_TASK MATERIAL_
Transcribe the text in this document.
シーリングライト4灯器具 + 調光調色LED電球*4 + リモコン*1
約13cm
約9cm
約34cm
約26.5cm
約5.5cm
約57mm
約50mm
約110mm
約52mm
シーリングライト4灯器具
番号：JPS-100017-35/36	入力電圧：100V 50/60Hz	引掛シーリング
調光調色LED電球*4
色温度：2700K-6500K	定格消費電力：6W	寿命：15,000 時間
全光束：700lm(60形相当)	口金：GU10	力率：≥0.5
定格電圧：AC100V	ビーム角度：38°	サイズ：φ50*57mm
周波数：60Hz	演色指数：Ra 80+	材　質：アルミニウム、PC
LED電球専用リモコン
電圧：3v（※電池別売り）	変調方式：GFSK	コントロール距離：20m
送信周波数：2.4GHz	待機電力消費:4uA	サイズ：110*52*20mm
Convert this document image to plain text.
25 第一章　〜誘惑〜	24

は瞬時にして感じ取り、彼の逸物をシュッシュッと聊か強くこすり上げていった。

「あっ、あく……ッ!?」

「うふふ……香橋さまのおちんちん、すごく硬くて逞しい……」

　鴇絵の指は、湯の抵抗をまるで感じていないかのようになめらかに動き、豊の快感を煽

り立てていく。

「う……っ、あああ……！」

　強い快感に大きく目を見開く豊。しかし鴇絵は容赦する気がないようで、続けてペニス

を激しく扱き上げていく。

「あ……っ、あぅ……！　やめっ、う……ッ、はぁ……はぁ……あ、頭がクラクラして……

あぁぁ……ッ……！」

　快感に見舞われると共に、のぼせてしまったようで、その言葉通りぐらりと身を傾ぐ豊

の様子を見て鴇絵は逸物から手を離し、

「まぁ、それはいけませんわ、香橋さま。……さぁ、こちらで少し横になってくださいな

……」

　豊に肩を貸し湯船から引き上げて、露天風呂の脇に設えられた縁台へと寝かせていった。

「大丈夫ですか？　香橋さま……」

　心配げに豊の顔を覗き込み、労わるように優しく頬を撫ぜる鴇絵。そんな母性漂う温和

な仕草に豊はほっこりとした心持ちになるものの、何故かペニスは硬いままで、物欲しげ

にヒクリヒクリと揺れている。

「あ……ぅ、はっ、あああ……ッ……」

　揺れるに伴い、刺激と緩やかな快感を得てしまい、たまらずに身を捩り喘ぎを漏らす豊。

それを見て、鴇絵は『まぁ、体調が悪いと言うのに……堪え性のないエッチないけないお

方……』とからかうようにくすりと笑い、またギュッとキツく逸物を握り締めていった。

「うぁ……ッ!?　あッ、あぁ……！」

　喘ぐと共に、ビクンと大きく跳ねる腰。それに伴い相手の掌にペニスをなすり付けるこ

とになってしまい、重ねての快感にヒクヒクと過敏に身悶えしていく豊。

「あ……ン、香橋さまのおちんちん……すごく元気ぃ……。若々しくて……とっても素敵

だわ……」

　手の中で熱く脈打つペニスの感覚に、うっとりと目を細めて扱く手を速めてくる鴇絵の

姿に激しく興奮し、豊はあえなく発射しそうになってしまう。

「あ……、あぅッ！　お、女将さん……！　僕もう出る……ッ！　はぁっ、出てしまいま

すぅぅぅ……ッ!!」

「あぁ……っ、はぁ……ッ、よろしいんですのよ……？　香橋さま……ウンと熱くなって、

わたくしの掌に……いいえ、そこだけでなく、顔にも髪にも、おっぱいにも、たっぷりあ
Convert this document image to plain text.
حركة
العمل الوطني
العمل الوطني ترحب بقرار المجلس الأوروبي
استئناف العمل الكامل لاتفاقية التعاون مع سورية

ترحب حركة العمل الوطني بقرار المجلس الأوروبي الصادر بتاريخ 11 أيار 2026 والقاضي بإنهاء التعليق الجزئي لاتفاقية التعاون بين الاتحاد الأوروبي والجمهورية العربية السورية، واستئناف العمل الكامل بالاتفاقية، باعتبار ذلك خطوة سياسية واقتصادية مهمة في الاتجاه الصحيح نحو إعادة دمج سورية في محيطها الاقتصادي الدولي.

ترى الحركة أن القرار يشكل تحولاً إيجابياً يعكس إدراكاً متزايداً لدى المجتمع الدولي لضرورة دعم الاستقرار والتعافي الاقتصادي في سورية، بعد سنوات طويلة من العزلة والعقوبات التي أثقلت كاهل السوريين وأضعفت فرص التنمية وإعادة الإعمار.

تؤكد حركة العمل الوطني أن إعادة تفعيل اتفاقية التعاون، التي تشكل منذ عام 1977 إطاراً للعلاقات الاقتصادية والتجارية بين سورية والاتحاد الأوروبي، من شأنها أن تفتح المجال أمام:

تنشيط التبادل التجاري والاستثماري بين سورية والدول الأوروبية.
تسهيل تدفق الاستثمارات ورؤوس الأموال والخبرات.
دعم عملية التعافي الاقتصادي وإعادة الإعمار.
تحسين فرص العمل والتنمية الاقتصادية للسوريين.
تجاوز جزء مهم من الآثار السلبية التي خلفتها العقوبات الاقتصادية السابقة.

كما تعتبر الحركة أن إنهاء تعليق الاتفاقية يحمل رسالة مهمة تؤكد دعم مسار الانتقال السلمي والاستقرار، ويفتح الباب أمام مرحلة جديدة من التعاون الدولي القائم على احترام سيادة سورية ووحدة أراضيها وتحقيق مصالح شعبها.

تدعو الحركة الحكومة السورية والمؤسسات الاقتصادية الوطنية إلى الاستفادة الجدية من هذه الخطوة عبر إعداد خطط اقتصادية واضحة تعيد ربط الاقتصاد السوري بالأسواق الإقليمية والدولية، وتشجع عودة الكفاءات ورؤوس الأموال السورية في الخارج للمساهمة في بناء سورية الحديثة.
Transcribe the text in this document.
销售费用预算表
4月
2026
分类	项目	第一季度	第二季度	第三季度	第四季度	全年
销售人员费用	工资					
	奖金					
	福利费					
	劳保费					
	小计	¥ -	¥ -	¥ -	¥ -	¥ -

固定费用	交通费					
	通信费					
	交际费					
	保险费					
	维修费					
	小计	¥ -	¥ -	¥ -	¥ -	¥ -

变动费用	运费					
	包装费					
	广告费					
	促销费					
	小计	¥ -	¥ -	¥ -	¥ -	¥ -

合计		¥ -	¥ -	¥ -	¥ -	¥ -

_WORK INSTRUCTIONS_
Wherever the word "تؤكد" occurs in a line of the listing, copy that line.

_SOLUTION FOR THIS PROBLEM_
تؤكد حركة العمل الوطني أن إعادة تفعيل اتفاقية التعاون، التي تشكل منذ عام 1977 إطاراً للعلاقات الاقتصادية والتجارية بين سورية والاتحاد الأوروبي، من شأنها أن تفتح المجال أمام:
كما تعتبر الحركة أن إنهاء تعليق الاتفاقية يحمل رسالة مهمة تؤكد دعم مسار الانتقال السلمي والاستقرار، ويفتح الباب أمام مرحلة جديدة من التعاون الدولي القائم على احترام سيادة سورية ووحدة أراضيها وتحقيق مصالح شعبها.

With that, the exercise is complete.